_What is required_.
Where a line contains the string "British", copy that line.

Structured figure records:
__________
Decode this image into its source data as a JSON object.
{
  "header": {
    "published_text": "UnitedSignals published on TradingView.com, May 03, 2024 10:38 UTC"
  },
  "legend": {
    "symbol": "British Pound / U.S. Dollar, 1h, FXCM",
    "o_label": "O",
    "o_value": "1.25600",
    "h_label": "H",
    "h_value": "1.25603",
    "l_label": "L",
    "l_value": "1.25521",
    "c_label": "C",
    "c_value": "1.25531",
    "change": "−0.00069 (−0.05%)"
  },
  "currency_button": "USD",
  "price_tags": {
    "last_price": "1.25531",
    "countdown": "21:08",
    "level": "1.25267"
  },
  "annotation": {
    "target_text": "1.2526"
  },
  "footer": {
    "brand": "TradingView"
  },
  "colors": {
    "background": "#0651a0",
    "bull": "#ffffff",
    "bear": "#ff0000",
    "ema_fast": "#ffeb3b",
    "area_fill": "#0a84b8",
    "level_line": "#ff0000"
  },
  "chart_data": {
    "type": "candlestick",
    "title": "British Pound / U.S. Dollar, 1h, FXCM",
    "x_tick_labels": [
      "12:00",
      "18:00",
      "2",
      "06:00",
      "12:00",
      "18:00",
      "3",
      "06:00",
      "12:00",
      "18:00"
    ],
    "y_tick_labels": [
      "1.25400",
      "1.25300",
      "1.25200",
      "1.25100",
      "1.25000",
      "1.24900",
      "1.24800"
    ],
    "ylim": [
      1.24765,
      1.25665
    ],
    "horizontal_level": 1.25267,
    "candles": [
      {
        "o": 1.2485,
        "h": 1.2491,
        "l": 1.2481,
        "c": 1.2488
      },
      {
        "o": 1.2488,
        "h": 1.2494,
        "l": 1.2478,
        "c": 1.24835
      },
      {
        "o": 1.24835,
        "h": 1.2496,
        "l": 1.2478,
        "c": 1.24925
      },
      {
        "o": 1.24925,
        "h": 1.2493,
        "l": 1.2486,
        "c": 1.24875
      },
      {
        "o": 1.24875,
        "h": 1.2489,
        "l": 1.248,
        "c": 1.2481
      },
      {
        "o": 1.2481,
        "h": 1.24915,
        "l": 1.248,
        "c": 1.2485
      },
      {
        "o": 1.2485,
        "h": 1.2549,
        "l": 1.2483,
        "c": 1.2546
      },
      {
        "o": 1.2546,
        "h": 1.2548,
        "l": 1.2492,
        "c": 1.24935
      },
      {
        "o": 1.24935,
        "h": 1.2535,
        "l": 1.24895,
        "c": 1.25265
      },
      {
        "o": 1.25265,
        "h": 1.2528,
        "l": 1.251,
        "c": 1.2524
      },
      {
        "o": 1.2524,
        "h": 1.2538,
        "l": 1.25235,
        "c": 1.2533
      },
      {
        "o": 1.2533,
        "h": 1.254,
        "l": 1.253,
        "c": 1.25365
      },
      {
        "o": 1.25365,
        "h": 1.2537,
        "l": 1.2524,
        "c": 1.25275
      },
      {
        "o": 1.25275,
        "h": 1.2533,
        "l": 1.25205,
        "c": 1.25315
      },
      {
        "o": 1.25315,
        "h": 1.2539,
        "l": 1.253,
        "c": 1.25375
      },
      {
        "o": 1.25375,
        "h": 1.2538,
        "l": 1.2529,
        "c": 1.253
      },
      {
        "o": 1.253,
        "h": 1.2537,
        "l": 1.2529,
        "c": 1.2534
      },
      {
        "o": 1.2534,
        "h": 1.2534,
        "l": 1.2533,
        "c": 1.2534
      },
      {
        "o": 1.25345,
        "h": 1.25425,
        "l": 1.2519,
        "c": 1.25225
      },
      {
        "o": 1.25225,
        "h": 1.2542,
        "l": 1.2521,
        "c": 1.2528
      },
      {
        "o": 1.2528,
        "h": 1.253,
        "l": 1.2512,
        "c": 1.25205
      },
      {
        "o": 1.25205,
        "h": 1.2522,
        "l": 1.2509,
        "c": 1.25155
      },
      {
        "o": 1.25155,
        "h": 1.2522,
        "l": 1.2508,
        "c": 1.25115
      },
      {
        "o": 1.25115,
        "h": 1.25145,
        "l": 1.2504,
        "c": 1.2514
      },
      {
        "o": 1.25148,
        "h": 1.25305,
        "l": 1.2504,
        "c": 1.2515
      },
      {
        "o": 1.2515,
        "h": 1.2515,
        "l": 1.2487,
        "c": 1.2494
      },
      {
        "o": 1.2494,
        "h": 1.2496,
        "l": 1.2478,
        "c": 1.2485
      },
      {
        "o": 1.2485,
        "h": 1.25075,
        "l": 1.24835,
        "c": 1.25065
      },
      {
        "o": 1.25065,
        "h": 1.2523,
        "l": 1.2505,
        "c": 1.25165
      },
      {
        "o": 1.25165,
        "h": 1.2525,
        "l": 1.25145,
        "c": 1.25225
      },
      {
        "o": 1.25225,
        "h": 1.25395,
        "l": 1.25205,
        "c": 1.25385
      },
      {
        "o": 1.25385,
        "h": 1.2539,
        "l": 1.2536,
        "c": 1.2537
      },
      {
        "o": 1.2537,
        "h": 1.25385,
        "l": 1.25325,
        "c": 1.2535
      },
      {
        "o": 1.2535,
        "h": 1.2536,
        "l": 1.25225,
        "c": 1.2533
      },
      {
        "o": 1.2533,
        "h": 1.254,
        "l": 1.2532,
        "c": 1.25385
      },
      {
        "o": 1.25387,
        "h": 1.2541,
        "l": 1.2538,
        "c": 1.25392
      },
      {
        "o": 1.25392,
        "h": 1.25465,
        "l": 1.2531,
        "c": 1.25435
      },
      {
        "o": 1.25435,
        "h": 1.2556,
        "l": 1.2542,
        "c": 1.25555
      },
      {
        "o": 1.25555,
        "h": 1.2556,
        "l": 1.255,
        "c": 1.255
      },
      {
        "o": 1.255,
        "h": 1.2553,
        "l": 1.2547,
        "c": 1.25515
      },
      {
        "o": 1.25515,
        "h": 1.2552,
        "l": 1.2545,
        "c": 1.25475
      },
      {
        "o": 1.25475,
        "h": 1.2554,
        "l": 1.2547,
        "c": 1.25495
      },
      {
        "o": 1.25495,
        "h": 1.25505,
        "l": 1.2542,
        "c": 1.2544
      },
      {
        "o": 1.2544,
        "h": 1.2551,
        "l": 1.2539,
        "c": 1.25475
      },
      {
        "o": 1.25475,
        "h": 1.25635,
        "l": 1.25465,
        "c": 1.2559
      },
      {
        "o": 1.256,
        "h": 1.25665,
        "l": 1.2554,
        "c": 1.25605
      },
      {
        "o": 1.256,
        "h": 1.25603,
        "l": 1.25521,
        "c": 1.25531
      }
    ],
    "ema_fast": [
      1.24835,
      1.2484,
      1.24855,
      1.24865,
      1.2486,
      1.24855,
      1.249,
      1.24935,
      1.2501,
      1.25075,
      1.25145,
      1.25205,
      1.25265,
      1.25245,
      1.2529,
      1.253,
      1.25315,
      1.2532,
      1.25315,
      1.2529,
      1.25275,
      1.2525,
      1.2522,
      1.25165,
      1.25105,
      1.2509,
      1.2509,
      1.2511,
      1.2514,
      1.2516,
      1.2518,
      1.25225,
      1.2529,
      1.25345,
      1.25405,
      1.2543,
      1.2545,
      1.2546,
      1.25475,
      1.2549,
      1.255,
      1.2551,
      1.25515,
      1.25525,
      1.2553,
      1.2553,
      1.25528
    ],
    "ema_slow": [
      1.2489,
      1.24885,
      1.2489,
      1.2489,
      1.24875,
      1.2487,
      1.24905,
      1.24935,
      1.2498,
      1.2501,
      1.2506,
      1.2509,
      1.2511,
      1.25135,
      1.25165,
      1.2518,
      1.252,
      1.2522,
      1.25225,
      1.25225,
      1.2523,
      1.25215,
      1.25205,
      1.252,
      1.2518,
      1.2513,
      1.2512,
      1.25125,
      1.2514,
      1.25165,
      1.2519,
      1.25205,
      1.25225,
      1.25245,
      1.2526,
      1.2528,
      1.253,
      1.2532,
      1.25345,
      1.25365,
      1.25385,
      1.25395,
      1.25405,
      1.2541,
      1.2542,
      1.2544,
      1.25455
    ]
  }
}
__________
_Finished answer_.
    "symbol": "British Pound / U.S. Dollar, 1h, FXCM",
    "title": "British Pound / U.S. Dollar, 1h, FXCM",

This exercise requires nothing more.